== Instructions for the task ==
The listing below should be written out exactly; please include all of it.

== Supplied material ==

= = =

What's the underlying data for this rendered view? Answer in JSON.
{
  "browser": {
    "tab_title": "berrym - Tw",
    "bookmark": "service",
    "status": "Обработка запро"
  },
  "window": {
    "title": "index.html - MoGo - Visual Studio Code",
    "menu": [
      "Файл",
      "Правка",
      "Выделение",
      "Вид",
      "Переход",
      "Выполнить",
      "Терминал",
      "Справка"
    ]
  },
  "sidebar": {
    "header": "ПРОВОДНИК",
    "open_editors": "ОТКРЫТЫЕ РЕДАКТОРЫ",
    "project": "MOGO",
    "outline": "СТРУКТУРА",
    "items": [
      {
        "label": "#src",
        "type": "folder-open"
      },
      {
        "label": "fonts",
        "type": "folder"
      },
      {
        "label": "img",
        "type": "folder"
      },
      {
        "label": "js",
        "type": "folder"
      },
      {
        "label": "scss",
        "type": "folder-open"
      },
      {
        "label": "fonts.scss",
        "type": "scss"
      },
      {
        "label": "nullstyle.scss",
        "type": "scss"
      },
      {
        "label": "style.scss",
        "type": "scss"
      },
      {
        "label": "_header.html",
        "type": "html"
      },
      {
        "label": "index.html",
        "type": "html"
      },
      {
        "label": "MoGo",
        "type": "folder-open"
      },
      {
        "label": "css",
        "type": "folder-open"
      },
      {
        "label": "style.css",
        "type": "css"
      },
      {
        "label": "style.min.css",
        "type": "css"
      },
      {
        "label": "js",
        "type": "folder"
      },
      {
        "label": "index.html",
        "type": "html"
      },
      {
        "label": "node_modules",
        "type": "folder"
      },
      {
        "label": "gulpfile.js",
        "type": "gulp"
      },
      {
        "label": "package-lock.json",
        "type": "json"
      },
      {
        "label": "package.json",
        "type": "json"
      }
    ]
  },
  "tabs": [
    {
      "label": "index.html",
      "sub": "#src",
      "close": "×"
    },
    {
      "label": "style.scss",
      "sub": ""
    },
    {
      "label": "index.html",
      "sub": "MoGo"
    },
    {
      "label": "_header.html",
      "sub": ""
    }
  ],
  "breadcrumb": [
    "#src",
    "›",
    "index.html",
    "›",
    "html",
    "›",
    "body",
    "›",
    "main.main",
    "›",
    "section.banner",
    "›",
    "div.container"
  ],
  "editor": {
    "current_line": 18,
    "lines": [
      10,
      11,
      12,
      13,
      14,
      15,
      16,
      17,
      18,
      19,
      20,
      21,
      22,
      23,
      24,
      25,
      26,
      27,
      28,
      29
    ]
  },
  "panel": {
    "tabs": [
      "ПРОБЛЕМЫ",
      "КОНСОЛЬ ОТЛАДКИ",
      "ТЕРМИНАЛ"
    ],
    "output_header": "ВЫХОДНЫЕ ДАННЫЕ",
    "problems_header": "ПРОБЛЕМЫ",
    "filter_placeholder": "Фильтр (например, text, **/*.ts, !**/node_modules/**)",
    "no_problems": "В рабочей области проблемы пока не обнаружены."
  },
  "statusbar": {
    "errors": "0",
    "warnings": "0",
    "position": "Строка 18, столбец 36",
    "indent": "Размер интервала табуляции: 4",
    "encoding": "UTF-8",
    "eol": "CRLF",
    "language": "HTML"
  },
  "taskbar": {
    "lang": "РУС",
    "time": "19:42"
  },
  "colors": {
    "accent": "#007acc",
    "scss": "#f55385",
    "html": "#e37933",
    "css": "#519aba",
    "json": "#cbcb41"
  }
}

= = =

== Answer in full ==
What's the underlying data for this rendered view? Answer in JSON.
{
  "browser": {
    "tab_title": "berrym - Tw",
    "bookmark": "service",
    "status": "Обработка запро"
  },
  "window": {
    "title": "index.html - MoGo - Visual Studio Code",
    "menu": [
      "Файл",
      "Правка",
      "Выделение",
      "Вид",
      "Переход",
      "Выполнить",
      "Терминал",
      "Справка"
    ]
  },
  "sidebar": {
    "header": "ПРОВОДНИК",
    "open_editors": "ОТКРЫТЫЕ РЕДАКТОРЫ",
    "project": "MOGO",
    "outline": "СТРУКТУРА",
    "items": [
      {
        "label": "#src",
        "type": "folder-open"
      },
      {
        "label": "fonts",
        "type": "folder"
      },
      {
        "label": "img",
        "type": "folder"
      },
      {
        "label": "js",
        "type": "folder"
      },
      {
        "label": "scss",
        "type": "folder-open"
      },
      {
        "label": "fonts.scss",
        "type": "scss"
      },
      {
        "label": "nullstyle.scss",
        "type": "scss"
      },
      {
        "label": "style.scss",
        "type": "scss"
      },
      {
        "label": "_header.html",
        "type": "html"
      },
      {
        "label": "index.html",
        "type": "html"
      },
      {
        "label": "MoGo",
        "type": "folder-open"
      },
      {
        "label": "css",
        "type": "folder-open"
      },
      {
        "label": "style.css",
        "type": "css"
      },
      {
        "label": "style.min.css",
        "type": "css"
      },
      {
        "label": "js",
        "type": "folder"
      },
      {
        "label": "index.html",
        "type": "html"
      },
      {
        "label": "node_modules",
        "type": "folder"
      },
      {
        "label": "gulpfile.js",
        "type": "gulp"
      },
      {
        "label": "package-lock.json",
        "type": "json"
      },
      {
        "label": "package.json",
        "type": "json"
      }
    ]
  },
  "tabs": [
    {
      "label": "index.html",
      "sub": "#src",
      "close": "×"
    },
    {
      "label": "style.scss",
      "sub": ""
    },
    {
      "label": "index.html",
      "sub": "MoGo"
    },
    {
      "label": "_header.html",
      "sub": ""
    }
  ],
  "breadcrumb": [
    "#src",
    "›",
    "index.html",
    "›",
    "html",
    "›",
    "body",
    "›",
    "main.main",
    "›",
    "section.banner",
    "›",
    "div.container"
  ],
  "editor": {
    "current_line": 18,
    "lines": [
      10,
      11,
      12,
      13,
      14,
      15,
      16,
      17,
      18,
      19,
      20,
      21,
      22,
      23,
      24,
      25,
      26,
      27,
      28,
      29
    ]
  },
  "panel": {
    "tabs": [
      "ПРОБЛЕМЫ",
      "КОНСОЛЬ ОТЛАДКИ",
      "ТЕРМИНАЛ"
    ],
    "output_header": "ВЫХОДНЫЕ ДАННЫЕ",
    "problems_header": "ПРОБЛЕМЫ",
    "filter_placeholder": "Фильтр (например, text, **/*.ts, !**/node_modules/**)",
    "no_problems": "В рабочей области проблемы пока не обнаружены."
  },
  "statusbar": {
    "errors": "0",
    "warnings": "0",
    "position": "Строка 18, столбец 36",
    "indent": "Размер интервала табуляции: 4",
    "encoding": "UTF-8",
    "eol": "CRLF",
    "language": "HTML"
  },
  "taskbar": {
    "lang": "РУС",
    "time": "19:42"
  },
  "colors": {
    "accent": "#007acc",
    "scss": "#f55385",
    "html": "#e37933",
    "css": "#519aba",
    "json": "#cbcb41"
  }
}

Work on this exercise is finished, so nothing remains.